• GIVEN PASSAGE:
Connect with us

Published

on

The logo of the Alibaba office building is seen in the Huangpu District in Shanghai, June 16, 2023.

Costfoto | Nurphoto | Getty Images

Chinese tech giant Alibaba Group is betting on its overseas businesses while domestic consumption growth remains sluggish.

One bright spot in Alibaba’s latest earnings report was its international e-commerce business unit, which posted revenue of 28.5 billion Chinese yuan ($4 billion) in the December quarter, up 44% from a year ago. Alibaba International Digital Commerce Group includes platforms like AliExpress, Lazada, Daraz and Trendyol.

“The strong performance was driven by solid growth across all of AIDC’s retail platforms, especially from the crossborder AliExpress Choice business,” the company said.

Meanwhile, revenue from the company’s core e-commerce businesses Taobao and Tmall Group was $18.1 billion, growing only 2% year-over-year.

“We will step up investment to improve users’ core experiences to drive growth in Taobao and Tmall Group and strengthen market leadership in the coming year. We will also focus our resources on developing public cloud products and sustaining the strong growth momentum in international commerce business,” Eddie Wu, CEO of Alibaba Group, said earlier this month.

The tightening of the ship is likely designed to consolidate growth trajectories, de-risk uncertainties of operating in multiple, competitive markets …

Yinglan Tan

founding managing partner, Insignia Ventures Partners

Despite AIDC’s strong sales growth, losses also surged year-over-year mostly from “increased investment in businesses, including AliExpress’ Choice and Trendyol’s international business, partly offset by improvements in monetization.”

Subsidiary shakeup

The quarterly results follow a series of management shuffles at Alibaba and its subunits. Pakistan e-commerce platform Daraz replaced its CEO Bjarke Mikkelsen on Jan. 24. James Dong, CEO of Southeast Asian e-commerce giant Lazada Group, was named as Daraz’s acting CEO. The company said he would “work on a deeper integration between Daraz and our sister companies.”

In early January, Lazada executed a mass layoff across Southeast Asia, which affected employees of all levels including senior management. The cuts hit all departments including commercial, retail and marketing.

People at Alibaba International familiar with the matter told CNBC that the Lazada layoffs were intended to “streamline decision-making and boost organizational and business efficiency.”

• ACTIVITY LIST:
**A.** In the article on Alibaba, by what percentage did the international e-commerce unit's December-quarter revenue grow from a year earlier?
**B.** Which platforms does the article on Alibaba say are included in Alibaba International Digital Commerce Group? List all of them.
**C.** Reproduce the article on Alibaba word for word from "Chinese tech giant" to "the company said.".

• DATA FOR ANALYSIS:
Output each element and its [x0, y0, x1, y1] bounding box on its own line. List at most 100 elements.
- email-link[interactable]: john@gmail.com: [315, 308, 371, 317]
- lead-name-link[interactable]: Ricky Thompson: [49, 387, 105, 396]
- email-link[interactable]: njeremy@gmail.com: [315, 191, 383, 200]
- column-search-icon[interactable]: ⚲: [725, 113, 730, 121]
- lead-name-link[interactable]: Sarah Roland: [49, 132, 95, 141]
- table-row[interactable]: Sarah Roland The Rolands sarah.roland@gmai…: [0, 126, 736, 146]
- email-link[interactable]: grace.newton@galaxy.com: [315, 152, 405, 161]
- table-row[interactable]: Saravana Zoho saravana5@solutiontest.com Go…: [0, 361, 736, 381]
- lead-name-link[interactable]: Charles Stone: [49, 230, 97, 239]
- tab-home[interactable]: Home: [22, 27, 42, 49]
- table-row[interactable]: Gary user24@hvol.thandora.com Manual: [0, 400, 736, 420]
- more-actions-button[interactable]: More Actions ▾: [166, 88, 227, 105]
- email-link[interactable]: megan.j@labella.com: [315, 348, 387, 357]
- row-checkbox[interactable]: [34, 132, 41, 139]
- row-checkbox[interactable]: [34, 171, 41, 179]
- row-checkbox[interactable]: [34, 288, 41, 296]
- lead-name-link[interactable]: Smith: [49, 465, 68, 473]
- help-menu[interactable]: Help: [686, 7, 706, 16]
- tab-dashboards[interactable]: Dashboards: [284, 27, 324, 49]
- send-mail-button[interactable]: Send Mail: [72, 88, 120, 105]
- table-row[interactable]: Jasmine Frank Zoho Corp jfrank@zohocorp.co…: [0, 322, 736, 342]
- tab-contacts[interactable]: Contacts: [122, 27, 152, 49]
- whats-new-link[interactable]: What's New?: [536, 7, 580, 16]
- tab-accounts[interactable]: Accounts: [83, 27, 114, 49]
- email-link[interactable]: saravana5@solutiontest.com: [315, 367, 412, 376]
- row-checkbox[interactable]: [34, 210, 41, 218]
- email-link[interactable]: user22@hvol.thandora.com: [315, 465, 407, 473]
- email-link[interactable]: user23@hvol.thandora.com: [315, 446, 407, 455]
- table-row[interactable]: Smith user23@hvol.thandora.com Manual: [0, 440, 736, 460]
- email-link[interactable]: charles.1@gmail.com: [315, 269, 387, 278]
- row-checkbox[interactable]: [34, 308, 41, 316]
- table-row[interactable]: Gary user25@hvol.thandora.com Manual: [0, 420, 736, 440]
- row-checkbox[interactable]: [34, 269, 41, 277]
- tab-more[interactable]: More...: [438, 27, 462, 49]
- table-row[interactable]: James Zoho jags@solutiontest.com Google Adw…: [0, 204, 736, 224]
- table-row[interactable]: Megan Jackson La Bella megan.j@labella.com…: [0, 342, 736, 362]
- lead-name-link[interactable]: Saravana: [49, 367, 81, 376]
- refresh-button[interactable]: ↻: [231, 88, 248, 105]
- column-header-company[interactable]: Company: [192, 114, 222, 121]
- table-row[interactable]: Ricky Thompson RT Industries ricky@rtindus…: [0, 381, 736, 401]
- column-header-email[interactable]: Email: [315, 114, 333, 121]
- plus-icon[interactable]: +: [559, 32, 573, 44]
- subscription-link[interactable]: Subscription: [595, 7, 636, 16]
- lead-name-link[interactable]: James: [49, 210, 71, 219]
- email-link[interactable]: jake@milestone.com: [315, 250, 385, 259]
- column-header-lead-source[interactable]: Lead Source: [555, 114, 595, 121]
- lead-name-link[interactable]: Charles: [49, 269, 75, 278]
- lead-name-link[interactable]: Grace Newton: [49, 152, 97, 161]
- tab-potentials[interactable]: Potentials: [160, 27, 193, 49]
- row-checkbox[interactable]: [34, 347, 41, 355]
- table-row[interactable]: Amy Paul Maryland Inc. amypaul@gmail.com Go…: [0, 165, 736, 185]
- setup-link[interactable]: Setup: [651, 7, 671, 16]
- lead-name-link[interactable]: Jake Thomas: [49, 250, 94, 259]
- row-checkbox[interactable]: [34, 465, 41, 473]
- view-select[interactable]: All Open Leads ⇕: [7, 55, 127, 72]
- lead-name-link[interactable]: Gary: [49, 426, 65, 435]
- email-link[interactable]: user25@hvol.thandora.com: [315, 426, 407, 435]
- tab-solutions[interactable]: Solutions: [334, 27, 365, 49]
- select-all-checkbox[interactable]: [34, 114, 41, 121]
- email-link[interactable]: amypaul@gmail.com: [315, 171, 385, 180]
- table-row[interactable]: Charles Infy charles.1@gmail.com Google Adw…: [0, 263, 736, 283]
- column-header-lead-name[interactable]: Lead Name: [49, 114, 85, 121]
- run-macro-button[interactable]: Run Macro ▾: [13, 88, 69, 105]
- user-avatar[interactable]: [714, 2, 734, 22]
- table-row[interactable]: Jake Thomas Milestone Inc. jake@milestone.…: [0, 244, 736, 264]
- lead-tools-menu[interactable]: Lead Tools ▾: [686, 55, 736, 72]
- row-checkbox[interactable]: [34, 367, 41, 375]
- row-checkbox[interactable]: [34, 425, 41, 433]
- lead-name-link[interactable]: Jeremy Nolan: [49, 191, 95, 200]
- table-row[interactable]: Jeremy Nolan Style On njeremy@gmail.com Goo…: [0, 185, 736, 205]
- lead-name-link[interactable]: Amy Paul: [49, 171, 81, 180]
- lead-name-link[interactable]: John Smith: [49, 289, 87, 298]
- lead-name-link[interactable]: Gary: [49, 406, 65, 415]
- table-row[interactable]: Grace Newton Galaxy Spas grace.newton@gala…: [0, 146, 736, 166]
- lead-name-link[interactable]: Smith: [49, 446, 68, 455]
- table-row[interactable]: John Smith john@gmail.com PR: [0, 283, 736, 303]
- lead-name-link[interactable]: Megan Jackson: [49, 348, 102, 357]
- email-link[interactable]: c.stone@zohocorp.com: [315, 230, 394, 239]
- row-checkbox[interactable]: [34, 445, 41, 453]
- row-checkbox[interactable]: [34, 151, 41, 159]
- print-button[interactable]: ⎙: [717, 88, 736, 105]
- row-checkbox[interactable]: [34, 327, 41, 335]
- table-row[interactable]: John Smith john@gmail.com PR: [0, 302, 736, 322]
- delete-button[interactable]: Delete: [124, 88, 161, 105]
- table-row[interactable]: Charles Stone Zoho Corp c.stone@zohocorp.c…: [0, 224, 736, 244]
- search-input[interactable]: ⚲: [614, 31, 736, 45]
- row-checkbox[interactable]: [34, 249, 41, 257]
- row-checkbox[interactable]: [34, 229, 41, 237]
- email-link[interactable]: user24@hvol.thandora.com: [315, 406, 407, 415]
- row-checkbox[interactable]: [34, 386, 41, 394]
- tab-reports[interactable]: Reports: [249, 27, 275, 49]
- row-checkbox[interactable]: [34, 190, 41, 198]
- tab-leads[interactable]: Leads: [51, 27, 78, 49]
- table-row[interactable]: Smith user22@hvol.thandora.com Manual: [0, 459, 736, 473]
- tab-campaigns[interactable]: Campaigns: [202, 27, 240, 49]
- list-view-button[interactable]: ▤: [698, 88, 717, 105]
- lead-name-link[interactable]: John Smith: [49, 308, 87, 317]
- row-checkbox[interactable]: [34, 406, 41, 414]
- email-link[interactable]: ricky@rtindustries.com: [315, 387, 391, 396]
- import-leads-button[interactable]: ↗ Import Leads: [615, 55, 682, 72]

• OUTPUTS FOR THE TASKS:
**A.** 44%

**B.** AliExpress, Lazada, Daraz, Trendyol

**C.**
Chinese tech giant Alibaba Group is betting on its overseas businesses while domestic consumption growth remains sluggish.

One bright spot in Alibaba’s latest earnings report was its international e-commerce business unit, which posted revenue of 28.5 billion Chinese yuan ($4 billion) in the December quarter, up 44% from a year ago. Alibaba International Digital Commerce Group includes platforms like AliExpress, Lazada, Daraz and Trendyol.

“The strong performance was driven by solid growth across all of AIDC’s retail platforms, especially from the crossborder AliExpress Choice business,” the company said.